WHAT THE TASK REQUIRES:
Gather every line below where "people" appears.

MATERIALS PROVIDED:
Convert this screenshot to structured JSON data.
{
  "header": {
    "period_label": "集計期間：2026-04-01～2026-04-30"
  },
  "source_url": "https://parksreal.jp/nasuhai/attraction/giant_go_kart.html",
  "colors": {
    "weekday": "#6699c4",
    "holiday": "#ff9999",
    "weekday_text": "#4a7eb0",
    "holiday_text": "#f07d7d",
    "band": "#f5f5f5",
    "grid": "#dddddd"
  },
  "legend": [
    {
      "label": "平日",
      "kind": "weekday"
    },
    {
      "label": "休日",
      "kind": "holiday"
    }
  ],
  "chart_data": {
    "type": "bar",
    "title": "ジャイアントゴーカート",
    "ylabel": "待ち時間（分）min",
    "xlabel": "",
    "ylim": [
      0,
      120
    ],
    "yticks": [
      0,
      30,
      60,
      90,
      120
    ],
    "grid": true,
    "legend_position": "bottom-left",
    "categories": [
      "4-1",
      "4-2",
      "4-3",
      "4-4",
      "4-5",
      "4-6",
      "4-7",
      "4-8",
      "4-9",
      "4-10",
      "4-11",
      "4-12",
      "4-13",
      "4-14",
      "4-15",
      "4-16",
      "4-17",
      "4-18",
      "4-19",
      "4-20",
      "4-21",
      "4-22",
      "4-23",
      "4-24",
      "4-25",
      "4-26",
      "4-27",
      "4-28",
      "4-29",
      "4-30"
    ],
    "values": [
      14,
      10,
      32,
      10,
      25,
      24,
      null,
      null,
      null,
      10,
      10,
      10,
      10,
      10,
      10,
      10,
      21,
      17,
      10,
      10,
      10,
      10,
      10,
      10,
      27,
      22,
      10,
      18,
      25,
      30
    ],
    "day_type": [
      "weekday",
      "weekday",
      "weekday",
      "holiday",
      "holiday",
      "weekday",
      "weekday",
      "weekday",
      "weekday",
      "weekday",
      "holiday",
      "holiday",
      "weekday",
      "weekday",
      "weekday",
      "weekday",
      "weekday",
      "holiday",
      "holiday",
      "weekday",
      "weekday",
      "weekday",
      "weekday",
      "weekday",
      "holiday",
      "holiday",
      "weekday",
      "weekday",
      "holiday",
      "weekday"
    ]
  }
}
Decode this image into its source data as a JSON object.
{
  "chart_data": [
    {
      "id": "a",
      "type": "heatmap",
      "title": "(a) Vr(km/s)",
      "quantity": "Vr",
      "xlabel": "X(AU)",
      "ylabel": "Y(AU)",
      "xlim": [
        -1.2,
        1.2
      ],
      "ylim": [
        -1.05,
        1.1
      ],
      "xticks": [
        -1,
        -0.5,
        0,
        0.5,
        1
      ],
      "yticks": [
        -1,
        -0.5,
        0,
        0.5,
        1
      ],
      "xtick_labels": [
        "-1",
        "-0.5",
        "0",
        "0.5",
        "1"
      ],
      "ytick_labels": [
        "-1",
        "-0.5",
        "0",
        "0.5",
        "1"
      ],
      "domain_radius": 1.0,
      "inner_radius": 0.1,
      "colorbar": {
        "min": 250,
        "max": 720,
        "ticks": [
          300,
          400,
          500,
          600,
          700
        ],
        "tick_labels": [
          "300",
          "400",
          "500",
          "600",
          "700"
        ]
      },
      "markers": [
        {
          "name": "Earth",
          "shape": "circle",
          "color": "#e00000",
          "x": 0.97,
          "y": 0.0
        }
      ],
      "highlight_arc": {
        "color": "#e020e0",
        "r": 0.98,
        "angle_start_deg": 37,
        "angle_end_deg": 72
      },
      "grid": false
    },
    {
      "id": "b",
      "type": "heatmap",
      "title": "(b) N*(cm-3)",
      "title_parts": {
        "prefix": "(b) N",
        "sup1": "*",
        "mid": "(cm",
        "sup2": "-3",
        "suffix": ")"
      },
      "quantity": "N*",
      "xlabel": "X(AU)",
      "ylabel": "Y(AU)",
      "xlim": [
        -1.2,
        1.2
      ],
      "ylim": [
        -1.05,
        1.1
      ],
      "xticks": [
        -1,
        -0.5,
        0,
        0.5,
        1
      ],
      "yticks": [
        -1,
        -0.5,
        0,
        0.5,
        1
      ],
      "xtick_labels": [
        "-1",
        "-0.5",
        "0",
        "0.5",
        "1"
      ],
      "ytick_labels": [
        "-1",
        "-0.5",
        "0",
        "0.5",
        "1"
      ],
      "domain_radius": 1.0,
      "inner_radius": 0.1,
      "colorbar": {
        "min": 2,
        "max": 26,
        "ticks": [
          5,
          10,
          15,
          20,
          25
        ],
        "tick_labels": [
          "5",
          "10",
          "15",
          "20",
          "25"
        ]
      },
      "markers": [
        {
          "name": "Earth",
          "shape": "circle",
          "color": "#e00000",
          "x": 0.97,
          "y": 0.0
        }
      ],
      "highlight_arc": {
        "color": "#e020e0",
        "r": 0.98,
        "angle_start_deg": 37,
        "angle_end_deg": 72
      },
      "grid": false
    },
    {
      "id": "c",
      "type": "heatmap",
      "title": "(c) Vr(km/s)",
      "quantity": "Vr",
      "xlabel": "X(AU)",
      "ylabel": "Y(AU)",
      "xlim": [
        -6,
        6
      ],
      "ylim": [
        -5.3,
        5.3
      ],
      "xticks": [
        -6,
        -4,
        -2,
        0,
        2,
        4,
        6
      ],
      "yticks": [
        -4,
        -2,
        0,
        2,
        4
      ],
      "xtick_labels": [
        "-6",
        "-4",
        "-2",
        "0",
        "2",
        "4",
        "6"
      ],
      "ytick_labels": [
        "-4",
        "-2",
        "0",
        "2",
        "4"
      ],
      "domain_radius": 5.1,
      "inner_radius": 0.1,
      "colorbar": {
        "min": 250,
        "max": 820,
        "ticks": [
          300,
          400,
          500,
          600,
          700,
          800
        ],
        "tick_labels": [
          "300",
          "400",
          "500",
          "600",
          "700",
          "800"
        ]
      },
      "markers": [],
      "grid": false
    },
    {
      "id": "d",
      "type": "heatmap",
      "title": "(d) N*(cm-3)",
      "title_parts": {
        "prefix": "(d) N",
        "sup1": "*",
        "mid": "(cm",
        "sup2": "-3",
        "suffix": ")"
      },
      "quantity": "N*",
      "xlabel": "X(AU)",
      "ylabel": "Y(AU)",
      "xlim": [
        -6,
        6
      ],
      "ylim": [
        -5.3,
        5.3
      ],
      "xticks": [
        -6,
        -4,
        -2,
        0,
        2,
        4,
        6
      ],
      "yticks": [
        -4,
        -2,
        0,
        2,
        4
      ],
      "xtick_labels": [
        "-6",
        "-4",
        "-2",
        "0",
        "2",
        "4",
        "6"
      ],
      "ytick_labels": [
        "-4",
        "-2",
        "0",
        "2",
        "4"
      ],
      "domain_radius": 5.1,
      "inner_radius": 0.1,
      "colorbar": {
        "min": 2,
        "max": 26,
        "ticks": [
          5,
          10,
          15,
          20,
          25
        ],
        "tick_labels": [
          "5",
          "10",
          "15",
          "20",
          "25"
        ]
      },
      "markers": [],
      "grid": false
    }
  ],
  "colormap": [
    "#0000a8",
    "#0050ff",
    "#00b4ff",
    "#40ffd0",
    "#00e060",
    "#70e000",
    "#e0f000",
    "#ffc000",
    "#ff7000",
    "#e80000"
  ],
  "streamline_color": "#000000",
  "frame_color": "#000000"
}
---
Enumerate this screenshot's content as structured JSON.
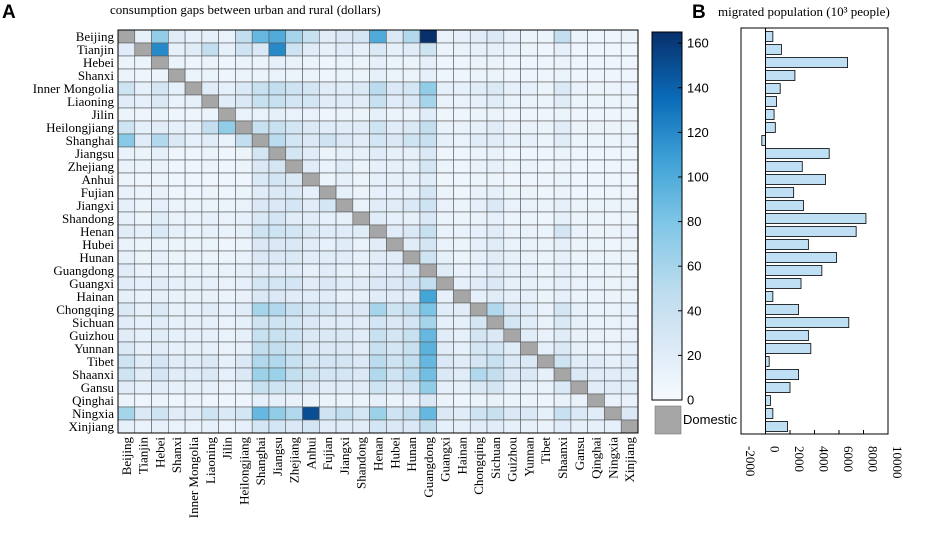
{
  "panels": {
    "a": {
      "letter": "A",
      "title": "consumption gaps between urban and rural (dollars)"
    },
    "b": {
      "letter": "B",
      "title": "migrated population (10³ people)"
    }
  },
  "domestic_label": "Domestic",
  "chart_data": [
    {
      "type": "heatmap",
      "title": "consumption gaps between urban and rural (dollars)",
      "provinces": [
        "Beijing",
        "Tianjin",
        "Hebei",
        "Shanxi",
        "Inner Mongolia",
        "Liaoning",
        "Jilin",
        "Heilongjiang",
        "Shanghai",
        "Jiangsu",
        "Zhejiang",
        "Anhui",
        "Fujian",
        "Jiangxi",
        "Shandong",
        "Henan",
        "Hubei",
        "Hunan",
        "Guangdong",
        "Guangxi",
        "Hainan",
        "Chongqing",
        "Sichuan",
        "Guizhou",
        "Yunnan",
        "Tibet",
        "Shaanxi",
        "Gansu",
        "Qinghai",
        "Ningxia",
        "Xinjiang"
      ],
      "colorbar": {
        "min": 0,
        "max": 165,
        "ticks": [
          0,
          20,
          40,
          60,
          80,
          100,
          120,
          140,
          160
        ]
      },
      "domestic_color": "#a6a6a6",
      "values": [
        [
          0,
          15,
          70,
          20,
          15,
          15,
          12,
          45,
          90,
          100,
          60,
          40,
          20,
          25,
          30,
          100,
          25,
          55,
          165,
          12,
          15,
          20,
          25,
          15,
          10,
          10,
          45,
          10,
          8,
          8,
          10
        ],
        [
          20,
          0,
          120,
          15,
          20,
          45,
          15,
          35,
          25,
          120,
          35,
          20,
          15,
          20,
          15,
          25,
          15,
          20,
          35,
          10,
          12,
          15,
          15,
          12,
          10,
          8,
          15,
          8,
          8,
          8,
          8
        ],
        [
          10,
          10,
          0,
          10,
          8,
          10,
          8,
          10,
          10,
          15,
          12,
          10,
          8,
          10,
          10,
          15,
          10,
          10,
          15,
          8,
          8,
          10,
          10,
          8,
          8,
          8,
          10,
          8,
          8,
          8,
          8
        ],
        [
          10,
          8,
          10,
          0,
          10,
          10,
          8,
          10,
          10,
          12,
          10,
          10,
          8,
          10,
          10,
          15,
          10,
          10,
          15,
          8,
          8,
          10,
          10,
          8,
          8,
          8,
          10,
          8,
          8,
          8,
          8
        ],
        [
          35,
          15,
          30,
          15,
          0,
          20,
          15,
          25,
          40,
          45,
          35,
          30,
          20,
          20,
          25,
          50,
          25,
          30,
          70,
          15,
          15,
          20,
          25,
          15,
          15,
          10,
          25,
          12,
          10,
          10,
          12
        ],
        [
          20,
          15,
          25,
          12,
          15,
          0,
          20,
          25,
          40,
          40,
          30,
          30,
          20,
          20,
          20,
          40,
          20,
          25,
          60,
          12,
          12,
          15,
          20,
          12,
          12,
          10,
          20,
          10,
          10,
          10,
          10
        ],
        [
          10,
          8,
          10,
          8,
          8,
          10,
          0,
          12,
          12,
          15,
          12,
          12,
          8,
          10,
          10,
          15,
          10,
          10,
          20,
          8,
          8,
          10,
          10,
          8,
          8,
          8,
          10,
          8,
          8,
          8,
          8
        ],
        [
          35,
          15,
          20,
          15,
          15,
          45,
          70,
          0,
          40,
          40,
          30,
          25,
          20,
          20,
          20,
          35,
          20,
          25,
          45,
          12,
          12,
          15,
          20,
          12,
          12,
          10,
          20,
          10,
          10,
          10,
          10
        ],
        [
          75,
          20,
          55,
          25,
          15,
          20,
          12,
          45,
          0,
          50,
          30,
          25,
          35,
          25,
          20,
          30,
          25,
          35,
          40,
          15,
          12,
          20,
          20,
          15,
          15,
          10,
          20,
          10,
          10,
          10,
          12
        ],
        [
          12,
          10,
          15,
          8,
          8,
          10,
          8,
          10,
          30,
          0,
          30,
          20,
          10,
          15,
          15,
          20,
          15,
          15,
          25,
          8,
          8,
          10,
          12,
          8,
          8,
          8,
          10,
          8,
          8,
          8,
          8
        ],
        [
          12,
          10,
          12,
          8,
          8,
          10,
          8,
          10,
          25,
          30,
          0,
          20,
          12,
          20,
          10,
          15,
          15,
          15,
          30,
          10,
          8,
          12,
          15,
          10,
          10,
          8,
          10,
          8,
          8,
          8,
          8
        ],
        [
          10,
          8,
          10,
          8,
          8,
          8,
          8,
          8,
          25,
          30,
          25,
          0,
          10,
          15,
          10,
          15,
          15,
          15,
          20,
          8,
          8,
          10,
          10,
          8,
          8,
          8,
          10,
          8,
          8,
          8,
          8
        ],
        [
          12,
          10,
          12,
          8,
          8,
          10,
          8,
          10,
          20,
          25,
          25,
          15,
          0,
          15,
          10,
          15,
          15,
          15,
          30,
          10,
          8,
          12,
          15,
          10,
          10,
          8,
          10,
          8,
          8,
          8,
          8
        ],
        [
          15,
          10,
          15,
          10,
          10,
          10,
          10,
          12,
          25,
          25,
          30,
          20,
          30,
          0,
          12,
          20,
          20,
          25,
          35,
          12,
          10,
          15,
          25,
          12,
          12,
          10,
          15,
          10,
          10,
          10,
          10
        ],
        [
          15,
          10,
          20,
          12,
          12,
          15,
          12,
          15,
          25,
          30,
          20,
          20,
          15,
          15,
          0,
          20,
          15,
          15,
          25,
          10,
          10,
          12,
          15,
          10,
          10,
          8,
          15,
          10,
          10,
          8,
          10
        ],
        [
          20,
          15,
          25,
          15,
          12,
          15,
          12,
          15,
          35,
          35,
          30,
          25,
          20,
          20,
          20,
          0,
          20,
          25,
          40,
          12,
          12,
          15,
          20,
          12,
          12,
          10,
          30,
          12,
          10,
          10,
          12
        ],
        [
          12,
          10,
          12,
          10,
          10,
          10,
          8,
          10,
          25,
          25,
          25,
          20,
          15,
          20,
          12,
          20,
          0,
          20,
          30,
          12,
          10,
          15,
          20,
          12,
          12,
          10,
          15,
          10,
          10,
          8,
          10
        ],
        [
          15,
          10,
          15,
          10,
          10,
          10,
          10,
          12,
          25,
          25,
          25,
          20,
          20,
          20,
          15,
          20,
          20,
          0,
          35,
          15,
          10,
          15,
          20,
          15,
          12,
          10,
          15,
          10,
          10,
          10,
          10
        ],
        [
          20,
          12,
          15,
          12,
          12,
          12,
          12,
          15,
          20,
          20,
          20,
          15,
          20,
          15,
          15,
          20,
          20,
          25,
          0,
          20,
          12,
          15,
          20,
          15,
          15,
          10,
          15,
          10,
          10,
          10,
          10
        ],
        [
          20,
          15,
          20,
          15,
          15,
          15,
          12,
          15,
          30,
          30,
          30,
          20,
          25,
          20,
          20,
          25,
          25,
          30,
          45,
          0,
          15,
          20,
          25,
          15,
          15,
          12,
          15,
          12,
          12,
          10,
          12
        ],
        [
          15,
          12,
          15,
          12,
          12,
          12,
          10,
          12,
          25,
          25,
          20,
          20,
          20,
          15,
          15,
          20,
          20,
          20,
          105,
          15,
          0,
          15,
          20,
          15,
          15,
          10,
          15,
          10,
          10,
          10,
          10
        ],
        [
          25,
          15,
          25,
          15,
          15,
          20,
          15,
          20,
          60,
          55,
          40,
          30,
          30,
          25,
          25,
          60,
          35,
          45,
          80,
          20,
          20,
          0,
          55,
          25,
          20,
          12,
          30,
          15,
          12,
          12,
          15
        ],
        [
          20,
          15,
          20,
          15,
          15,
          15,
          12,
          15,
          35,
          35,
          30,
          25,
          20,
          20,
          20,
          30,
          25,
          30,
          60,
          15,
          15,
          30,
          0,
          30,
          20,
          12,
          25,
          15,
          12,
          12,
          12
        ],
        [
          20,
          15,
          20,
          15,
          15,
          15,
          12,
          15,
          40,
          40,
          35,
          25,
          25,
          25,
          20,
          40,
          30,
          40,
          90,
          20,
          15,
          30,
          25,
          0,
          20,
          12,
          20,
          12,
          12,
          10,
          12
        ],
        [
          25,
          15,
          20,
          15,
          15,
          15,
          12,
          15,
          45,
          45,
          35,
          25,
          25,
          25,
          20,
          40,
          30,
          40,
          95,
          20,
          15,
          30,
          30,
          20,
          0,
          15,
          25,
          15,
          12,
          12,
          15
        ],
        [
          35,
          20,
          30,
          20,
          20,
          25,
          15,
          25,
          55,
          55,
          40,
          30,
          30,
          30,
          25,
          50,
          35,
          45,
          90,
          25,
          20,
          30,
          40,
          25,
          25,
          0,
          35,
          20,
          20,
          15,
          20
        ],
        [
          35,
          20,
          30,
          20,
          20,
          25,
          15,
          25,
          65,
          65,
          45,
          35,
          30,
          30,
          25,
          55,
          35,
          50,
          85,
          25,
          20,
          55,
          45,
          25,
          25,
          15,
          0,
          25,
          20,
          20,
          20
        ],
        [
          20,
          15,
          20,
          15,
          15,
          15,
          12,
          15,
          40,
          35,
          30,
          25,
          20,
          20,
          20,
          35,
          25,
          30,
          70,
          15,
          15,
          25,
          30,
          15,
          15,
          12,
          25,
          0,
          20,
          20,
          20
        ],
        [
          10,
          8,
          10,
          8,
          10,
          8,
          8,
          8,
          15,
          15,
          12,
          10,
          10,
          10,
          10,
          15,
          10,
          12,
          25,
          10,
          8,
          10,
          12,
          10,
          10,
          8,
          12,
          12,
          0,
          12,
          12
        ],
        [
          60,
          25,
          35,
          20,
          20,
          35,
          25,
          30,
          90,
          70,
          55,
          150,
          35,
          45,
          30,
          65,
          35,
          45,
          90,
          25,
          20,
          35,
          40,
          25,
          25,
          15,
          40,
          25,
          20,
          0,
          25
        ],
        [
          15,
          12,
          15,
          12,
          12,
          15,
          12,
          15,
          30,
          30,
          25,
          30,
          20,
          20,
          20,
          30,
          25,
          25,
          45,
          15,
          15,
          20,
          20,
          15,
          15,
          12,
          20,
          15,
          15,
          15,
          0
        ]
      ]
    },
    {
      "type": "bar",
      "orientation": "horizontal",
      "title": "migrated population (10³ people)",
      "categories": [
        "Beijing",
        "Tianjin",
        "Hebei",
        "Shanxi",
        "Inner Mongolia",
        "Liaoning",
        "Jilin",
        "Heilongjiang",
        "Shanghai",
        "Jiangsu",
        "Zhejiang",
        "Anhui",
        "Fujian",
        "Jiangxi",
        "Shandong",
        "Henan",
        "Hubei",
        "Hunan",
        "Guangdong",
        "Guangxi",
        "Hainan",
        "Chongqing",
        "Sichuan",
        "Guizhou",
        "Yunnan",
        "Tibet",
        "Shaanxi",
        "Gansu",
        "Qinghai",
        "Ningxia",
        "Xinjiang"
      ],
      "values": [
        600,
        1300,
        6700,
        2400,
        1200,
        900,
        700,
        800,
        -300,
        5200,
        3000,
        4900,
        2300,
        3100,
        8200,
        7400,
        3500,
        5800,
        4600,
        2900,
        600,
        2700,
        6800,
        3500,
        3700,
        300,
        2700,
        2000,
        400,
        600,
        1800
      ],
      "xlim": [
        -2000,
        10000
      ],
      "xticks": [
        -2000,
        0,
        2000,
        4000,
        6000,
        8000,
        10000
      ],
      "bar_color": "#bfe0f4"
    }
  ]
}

EXERCISE OUTPUT:
      "title": "migrated population (10³ people)"
      "title": "migrated population (10³ people)",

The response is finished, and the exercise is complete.